▸ Written task
Report every line below that holds the word "所以CD".

▸ Extracted records
^^^^^^^^

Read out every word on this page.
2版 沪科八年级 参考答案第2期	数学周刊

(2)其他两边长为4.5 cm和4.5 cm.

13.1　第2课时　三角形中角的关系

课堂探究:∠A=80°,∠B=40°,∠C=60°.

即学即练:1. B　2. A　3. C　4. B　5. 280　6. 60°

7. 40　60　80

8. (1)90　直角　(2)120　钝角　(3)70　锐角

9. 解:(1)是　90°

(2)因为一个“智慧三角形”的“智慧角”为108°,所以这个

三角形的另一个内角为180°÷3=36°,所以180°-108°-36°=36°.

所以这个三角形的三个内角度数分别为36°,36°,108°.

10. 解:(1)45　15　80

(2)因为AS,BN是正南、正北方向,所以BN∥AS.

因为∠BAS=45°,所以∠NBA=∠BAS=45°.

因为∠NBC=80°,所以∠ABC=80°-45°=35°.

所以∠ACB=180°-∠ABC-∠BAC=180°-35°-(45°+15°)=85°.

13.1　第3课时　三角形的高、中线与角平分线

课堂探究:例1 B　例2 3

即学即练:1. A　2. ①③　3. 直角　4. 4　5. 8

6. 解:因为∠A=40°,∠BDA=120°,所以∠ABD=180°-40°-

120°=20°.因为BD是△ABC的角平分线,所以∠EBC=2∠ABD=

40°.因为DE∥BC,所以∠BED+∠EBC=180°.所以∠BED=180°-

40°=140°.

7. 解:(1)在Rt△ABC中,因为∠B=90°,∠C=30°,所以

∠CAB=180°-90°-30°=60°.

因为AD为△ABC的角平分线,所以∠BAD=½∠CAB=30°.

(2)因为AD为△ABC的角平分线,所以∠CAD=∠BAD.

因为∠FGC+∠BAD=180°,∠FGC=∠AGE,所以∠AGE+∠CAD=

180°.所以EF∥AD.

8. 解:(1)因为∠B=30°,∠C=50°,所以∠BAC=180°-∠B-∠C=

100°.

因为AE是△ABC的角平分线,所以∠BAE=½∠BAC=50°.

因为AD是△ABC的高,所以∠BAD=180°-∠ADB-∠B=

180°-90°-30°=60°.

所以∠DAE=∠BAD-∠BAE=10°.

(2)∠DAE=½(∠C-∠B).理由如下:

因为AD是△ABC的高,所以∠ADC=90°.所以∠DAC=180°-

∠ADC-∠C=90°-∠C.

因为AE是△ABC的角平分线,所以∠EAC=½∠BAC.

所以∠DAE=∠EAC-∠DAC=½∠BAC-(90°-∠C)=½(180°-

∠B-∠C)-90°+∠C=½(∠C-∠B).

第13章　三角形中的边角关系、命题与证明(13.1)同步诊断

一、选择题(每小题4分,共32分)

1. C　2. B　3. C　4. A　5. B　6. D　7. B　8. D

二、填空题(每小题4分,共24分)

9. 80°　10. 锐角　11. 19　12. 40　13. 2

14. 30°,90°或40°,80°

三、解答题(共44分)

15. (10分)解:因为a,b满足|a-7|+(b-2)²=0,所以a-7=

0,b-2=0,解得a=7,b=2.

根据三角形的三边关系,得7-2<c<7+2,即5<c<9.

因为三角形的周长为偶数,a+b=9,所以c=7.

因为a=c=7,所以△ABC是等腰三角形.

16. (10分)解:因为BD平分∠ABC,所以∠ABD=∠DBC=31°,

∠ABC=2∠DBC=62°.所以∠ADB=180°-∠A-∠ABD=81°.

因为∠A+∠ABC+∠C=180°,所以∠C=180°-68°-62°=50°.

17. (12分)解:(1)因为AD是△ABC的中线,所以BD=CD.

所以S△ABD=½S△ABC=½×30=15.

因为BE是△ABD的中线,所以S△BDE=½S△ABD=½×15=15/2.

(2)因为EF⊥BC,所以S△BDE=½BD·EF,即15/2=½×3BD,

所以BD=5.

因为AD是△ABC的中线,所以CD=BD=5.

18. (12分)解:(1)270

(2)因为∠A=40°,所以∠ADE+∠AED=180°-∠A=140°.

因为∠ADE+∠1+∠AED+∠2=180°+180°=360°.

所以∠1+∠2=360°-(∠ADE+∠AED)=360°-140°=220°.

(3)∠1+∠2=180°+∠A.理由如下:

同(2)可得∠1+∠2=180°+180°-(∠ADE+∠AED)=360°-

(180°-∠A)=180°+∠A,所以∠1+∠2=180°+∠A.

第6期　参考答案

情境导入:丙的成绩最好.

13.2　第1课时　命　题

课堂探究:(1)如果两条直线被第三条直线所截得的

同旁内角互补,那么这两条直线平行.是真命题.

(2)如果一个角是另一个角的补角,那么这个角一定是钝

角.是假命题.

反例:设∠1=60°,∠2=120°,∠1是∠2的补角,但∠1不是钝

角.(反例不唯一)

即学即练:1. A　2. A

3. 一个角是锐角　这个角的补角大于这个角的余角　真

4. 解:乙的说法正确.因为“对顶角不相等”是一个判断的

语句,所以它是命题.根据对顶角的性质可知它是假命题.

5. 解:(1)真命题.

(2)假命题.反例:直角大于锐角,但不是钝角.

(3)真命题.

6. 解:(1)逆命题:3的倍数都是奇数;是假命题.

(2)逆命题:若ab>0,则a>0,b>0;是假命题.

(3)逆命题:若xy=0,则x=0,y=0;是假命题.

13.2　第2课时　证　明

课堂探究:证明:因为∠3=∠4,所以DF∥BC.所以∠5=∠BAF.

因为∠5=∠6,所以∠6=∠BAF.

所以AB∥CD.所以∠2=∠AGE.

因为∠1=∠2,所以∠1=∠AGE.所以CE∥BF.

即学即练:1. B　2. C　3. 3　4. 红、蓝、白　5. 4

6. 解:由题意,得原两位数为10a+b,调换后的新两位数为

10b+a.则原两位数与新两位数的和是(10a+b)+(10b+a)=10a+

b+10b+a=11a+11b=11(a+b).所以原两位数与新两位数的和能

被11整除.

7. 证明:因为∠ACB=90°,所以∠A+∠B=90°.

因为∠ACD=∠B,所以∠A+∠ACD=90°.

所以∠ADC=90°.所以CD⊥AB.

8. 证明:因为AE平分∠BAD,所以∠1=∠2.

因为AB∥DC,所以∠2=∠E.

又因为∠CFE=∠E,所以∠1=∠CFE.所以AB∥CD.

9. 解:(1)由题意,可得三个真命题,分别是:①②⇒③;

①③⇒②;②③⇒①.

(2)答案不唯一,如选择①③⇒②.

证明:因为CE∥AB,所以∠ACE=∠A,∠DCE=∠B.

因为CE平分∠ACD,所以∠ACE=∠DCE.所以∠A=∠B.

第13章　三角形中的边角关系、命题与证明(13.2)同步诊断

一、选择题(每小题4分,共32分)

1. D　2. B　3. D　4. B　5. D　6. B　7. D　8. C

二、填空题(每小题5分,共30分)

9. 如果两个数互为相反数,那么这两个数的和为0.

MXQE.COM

^^^^^^^^

▸ Reply to the exercise
因为AD是△ABC的中线,所以CD=BD=5.
所以∠ADC=90°.所以CD⊥AB.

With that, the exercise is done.